» EXERCISE AIM
Without including any images, repeat the data exactly.

» RECORDS FOR THE TASK
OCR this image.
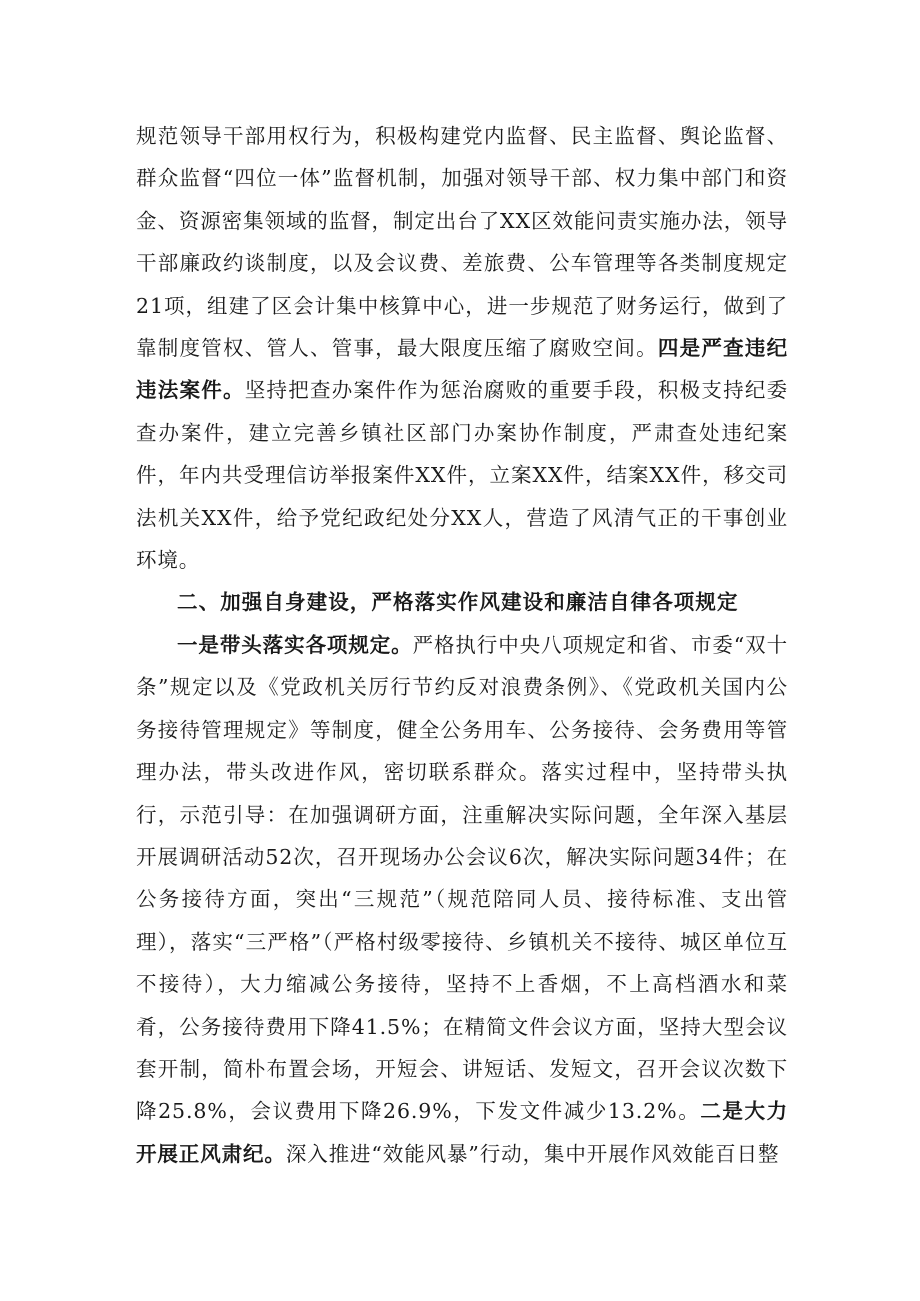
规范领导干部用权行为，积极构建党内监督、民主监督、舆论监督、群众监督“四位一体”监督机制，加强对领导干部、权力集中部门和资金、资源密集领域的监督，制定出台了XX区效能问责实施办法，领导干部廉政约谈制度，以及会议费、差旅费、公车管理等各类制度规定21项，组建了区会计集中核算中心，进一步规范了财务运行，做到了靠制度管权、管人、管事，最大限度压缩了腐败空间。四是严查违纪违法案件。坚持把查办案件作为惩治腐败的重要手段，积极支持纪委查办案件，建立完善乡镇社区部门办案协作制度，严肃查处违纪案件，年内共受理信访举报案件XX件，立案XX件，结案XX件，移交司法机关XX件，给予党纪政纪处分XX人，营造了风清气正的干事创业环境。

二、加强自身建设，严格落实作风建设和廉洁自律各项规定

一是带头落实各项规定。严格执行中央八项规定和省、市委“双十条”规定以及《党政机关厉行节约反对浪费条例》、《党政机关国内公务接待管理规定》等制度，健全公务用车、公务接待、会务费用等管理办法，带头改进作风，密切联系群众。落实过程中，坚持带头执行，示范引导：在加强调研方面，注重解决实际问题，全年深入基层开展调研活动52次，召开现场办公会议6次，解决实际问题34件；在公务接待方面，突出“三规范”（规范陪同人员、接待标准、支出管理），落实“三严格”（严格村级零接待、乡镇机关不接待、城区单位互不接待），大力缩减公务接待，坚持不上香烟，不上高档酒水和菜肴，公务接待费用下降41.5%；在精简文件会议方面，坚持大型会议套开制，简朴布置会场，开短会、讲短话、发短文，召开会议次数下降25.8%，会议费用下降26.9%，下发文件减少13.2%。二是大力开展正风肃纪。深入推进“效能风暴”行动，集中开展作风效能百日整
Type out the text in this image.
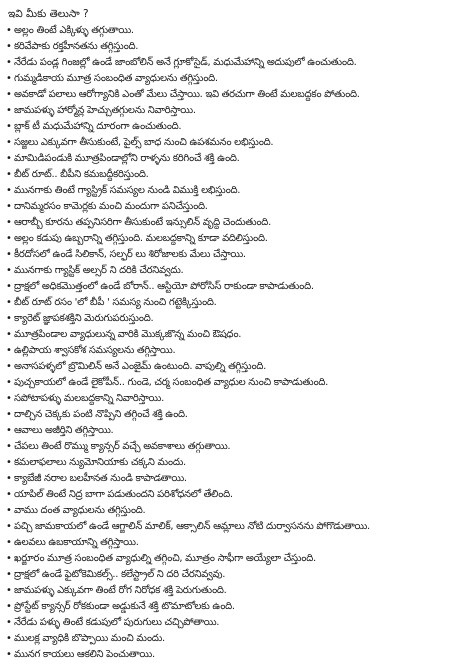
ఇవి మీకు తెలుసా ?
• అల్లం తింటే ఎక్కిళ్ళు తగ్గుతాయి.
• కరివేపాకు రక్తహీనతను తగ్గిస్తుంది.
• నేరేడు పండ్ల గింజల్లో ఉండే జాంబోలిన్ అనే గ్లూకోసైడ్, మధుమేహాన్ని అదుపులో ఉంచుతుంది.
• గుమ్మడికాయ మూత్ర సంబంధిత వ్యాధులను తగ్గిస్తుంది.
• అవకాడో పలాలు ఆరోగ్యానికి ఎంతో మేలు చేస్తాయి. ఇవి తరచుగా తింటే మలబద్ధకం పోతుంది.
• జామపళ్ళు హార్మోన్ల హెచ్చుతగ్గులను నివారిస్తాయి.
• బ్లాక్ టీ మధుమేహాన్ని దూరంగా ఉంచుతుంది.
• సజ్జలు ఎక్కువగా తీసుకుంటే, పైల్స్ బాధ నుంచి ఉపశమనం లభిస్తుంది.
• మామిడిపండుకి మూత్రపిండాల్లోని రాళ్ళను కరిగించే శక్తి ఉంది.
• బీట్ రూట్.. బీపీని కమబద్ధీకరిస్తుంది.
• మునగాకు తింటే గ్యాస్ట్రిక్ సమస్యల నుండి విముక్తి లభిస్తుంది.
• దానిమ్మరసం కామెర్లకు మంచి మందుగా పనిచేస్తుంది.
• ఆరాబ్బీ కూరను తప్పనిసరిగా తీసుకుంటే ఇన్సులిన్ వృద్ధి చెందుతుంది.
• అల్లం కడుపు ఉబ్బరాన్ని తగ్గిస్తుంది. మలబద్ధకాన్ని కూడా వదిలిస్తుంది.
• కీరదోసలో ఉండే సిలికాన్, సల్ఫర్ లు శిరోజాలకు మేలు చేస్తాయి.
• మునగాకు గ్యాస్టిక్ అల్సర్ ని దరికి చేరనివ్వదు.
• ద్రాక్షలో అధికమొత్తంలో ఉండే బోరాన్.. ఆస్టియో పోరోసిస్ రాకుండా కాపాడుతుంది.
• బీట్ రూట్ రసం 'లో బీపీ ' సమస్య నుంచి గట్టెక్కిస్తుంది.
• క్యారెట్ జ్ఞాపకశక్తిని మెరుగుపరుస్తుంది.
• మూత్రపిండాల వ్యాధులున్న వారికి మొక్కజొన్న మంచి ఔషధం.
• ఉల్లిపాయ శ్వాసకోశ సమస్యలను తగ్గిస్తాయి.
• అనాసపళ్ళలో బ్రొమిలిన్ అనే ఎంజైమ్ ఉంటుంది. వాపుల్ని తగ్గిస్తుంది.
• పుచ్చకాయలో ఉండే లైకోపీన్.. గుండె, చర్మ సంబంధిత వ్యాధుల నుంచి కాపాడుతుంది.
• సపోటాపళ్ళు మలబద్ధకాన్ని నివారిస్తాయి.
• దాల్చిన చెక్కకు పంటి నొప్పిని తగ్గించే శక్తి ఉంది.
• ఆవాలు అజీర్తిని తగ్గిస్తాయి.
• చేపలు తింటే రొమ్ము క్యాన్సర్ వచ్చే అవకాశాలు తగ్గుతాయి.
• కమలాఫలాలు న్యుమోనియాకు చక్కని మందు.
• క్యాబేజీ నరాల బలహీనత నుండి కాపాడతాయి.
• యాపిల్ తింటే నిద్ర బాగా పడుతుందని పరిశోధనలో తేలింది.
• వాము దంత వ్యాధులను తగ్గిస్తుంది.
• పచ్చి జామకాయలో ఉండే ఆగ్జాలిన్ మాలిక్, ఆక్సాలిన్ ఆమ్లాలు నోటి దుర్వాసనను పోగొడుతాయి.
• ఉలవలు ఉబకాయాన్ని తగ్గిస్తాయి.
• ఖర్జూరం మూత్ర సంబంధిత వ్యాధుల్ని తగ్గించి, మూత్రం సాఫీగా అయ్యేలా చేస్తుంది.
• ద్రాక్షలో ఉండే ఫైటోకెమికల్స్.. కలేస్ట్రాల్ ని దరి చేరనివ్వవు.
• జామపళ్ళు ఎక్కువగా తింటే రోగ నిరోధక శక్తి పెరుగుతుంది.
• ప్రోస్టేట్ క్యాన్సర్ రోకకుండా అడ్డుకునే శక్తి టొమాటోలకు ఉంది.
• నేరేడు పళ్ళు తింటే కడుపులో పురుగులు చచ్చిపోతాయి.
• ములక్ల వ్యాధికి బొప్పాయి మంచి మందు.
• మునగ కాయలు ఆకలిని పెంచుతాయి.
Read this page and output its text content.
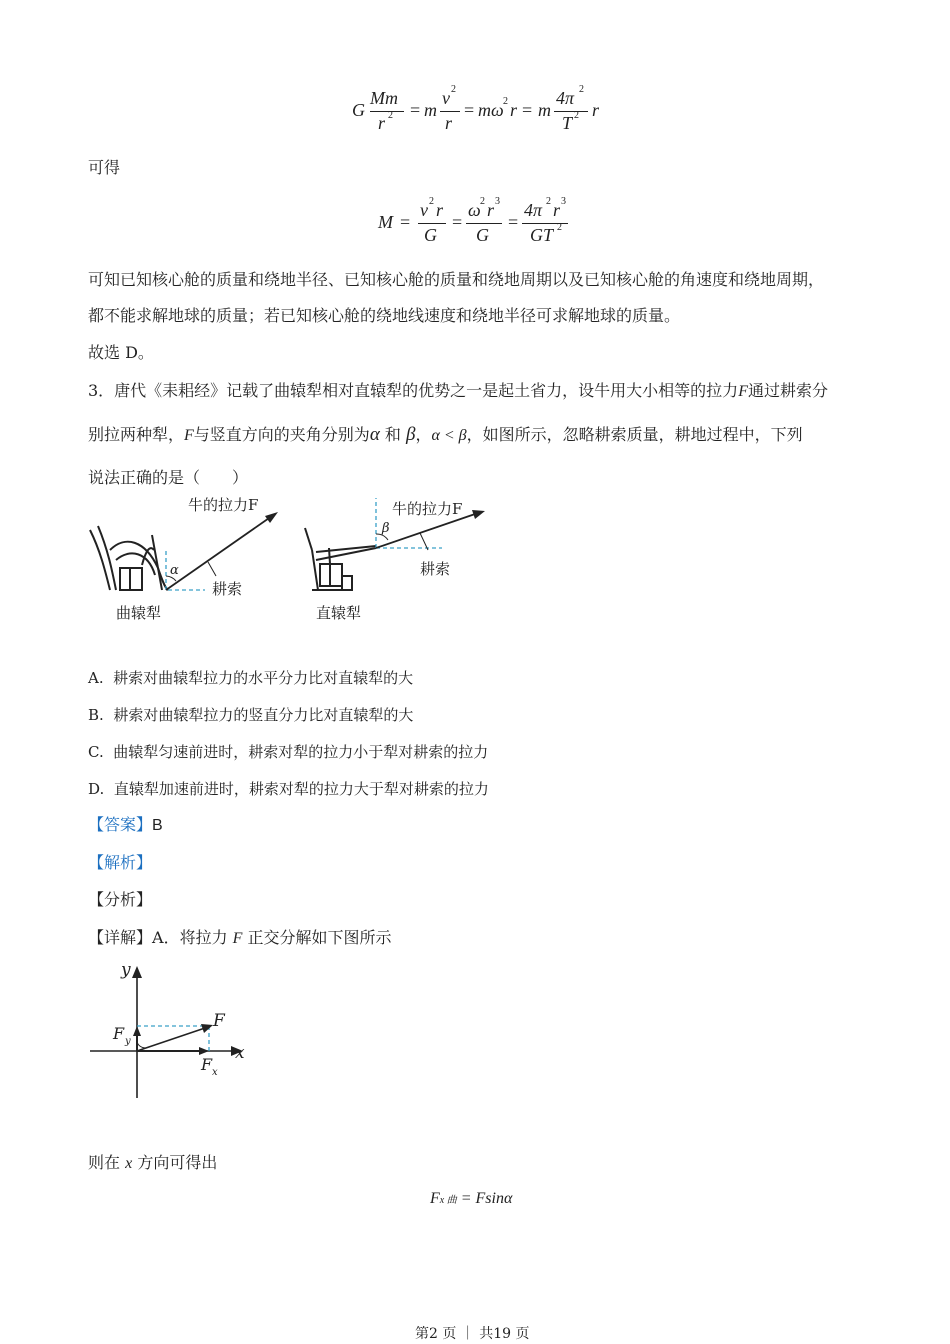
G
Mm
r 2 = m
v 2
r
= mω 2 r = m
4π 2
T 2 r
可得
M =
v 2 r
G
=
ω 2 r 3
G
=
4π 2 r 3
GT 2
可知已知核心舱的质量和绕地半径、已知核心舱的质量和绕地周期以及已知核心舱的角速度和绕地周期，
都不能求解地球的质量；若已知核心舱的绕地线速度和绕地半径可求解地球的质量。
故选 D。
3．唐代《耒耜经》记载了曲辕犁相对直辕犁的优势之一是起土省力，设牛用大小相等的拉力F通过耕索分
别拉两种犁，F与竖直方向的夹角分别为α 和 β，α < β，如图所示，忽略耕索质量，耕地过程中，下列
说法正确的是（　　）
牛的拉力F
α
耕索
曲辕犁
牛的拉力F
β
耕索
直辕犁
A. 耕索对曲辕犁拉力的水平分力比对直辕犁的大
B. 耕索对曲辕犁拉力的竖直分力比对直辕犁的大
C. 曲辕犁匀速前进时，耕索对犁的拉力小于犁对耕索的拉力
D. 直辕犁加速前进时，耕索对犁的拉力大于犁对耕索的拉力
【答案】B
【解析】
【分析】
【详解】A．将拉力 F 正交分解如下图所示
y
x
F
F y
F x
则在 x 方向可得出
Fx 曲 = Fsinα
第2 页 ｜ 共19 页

» RESULT
OCR this image.
规范领导干部用权行为，积极构建党内监督、民主监督、舆论监督、群众监督“四位一体”监督机制，加强对领导干部、权力集中部门和资金、资源密集领域的监督，制定出台了XX区效能问责实施办法，领导干部廉政约谈制度，以及会议费、差旅费、公车管理等各类制度规定21项，组建了区会计集中核算中心，进一步规范了财务运行，做到了靠制度管权、管人、管事，最大限度压缩了腐败空间。四是严查违纪违法案件。坚持把查办案件作为惩治腐败的重要手段，积极支持纪委查办案件，建立完善乡镇社区部门办案协作制度，严肃查处违纪案件，年内共受理信访举报案件XX件，立案XX件，结案XX件，移交司法机关XX件，给予党纪政纪处分XX人，营造了风清气正的干事创业环境。

二、加强自身建设，严格落实作风建设和廉洁自律各项规定

一是带头落实各项规定。严格执行中央八项规定和省、市委“双十条”规定以及《党政机关厉行节约反对浪费条例》、《党政机关国内公务接待管理规定》等制度，健全公务用车、公务接待、会务费用等管理办法，带头改进作风，密切联系群众。落实过程中，坚持带头执行，示范引导：在加强调研方面，注重解决实际问题，全年深入基层开展调研活动52次，召开现场办公会议6次，解决实际问题34件；在公务接待方面，突出“三规范”（规范陪同人员、接待标准、支出管理），落实“三严格”（严格村级零接待、乡镇机关不接待、城区单位互不接待），大力缩减公务接待，坚持不上香烟，不上高档酒水和菜肴，公务接待费用下降41.5%；在精简文件会议方面，坚持大型会议套开制，简朴布置会场，开短会、讲短话、发短文，召开会议次数下降25.8%，会议费用下降26.9%，下发文件减少13.2%。二是大力开展正风肃纪。深入推进“效能风暴”行动，集中开展作风效能百日整
Type out the text in this image.
ఇవి మీకు తెలుసా ?
• అల్లం తింటే ఎక్కిళ్ళు తగ్గుతాయి.
• కరివేపాకు రక్తహీనతను తగ్గిస్తుంది.
• నేరేడు పండ్ల గింజల్లో ఉండే జాంబోలిన్ అనే గ్లూకోసైడ్, మధుమేహాన్ని అదుపులో ఉంచుతుంది.
• గుమ్మడికాయ మూత్ర సంబంధిత వ్యాధులను తగ్గిస్తుంది.
• అవకాడో పలాలు ఆరోగ్యానికి ఎంతో మేలు చేస్తాయి. ఇవి తరచుగా తింటే మలబద్ధకం పోతుంది.
• జామపళ్ళు హార్మోన్ల హెచ్చుతగ్గులను నివారిస్తాయి.
• బ్లాక్ టీ మధుమేహాన్ని దూరంగా ఉంచుతుంది.
• సజ్జలు ఎక్కువగా తీసుకుంటే, పైల్స్ బాధ నుంచి ఉపశమనం లభిస్తుంది.
• మామిడిపండుకి మూత్రపిండాల్లోని రాళ్ళను కరిగించే శక్తి ఉంది.
• బీట్ రూట్.. బీపీని కమబద్ధీకరిస్తుంది.
• మునగాకు తింటే గ్యాస్ట్రిక్ సమస్యల నుండి విముక్తి లభిస్తుంది.
• దానిమ్మరసం కామెర్లకు మంచి మందుగా పనిచేస్తుంది.
• ఆరాబ్బీ కూరను తప్పనిసరిగా తీసుకుంటే ఇన్సులిన్ వృద్ధి చెందుతుంది.
• అల్లం కడుపు ఉబ్బరాన్ని తగ్గిస్తుంది. మలబద్ధకాన్ని కూడా వదిలిస్తుంది.
• కీరదోసలో ఉండే సిలికాన్, సల్ఫర్ లు శిరోజాలకు మేలు చేస్తాయి.
• మునగాకు గ్యాస్టిక్ అల్సర్ ని దరికి చేరనివ్వదు.
• ద్రాక్షలో అధికమొత్తంలో ఉండే బోరాన్.. ఆస్టియో పోరోసిస్ రాకుండా కాపాడుతుంది.
• బీట్ రూట్ రసం 'లో బీపీ ' సమస్య నుంచి గట్టెక్కిస్తుంది.
• క్యారెట్ జ్ఞాపకశక్తిని మెరుగుపరుస్తుంది.
• మూత్రపిండాల వ్యాధులున్న వారికి మొక్కజొన్న మంచి ఔషధం.
• ఉల్లిపాయ శ్వాసకోశ సమస్యలను తగ్గిస్తాయి.
• అనాసపళ్ళలో బ్రొమిలిన్ అనే ఎంజైమ్ ఉంటుంది. వాపుల్ని తగ్గిస్తుంది.
• పుచ్చకాయలో ఉండే లైకోపీన్.. గుండె, చర్మ సంబంధిత వ్యాధుల నుంచి కాపాడుతుంది.
• సపోటాపళ్ళు మలబద్ధకాన్ని నివారిస్తాయి.
• దాల్చిన చెక్కకు పంటి నొప్పిని తగ్గించే శక్తి ఉంది.
• ఆవాలు అజీర్తిని తగ్గిస్తాయి.
• చేపలు తింటే రొమ్ము క్యాన్సర్ వచ్చే అవకాశాలు తగ్గుతాయి.
• కమలాఫలాలు న్యుమోనియాకు చక్కని మందు.
• క్యాబేజీ నరాల బలహీనత నుండి కాపాడతాయి.
• యాపిల్ తింటే నిద్ర బాగా పడుతుందని పరిశోధనలో తేలింది.
• వాము దంత వ్యాధులను తగ్గిస్తుంది.
• పచ్చి జామకాయలో ఉండే ఆగ్జాలిన్ మాలిక్, ఆక్సాలిన్ ఆమ్లాలు నోటి దుర్వాసనను పోగొడుతాయి.
• ఉలవలు ఉబకాయాన్ని తగ్గిస్తాయి.
• ఖర్జూరం మూత్ర సంబంధిత వ్యాధుల్ని తగ్గించి, మూత్రం సాఫీగా అయ్యేలా చేస్తుంది.
• ద్రాక్షలో ఉండే ఫైటోకెమికల్స్.. కలేస్ట్రాల్ ని దరి చేరనివ్వవు.
• జామపళ్ళు ఎక్కువగా తింటే రోగ నిరోధక శక్తి పెరుగుతుంది.
• ప్రోస్టేట్ క్యాన్సర్ రోకకుండా అడ్డుకునే శక్తి టొమాటోలకు ఉంది.
• నేరేడు పళ్ళు తింటే కడుపులో పురుగులు చచ్చిపోతాయి.
• ములక్ల వ్యాధికి బొప్పాయి మంచి మందు.
• మునగ కాయలు ఆకలిని పెంచుతాయి.
Read this page and output its text content.
G
Mm
r 2 = m
v 2
r
= mω 2 r = m
4π 2
T 2 r
可得
M =
v 2 r
G
=
ω 2 r 3
G
=
4π 2 r 3
GT 2
可知已知核心舱的质量和绕地半径、已知核心舱的质量和绕地周期以及已知核心舱的角速度和绕地周期，
都不能求解地球的质量；若已知核心舱的绕地线速度和绕地半径可求解地球的质量。
故选 D。
3．唐代《耒耜经》记载了曲辕犁相对直辕犁的优势之一是起土省力，设牛用大小相等的拉力F通过耕索分
别拉两种犁，F与竖直方向的夹角分别为α 和 β，α < β，如图所示，忽略耕索质量，耕地过程中，下列
说法正确的是（　　）
牛的拉力F
α
耕索
曲辕犁
牛的拉力F
β
耕索
直辕犁
A. 耕索对曲辕犁拉力的水平分力比对直辕犁的大
B. 耕索对曲辕犁拉力的竖直分力比对直辕犁的大
C. 曲辕犁匀速前进时，耕索对犁的拉力小于犁对耕索的拉力
D. 直辕犁加速前进时，耕索对犁的拉力大于犁对耕索的拉力
【答案】B
【解析】
【分析】
【详解】A．将拉力 F 正交分解如下图所示
y
x
F
F y
F x
则在 x 方向可得出
Fx 曲 = Fsinα
第2 页 ｜ 共19 页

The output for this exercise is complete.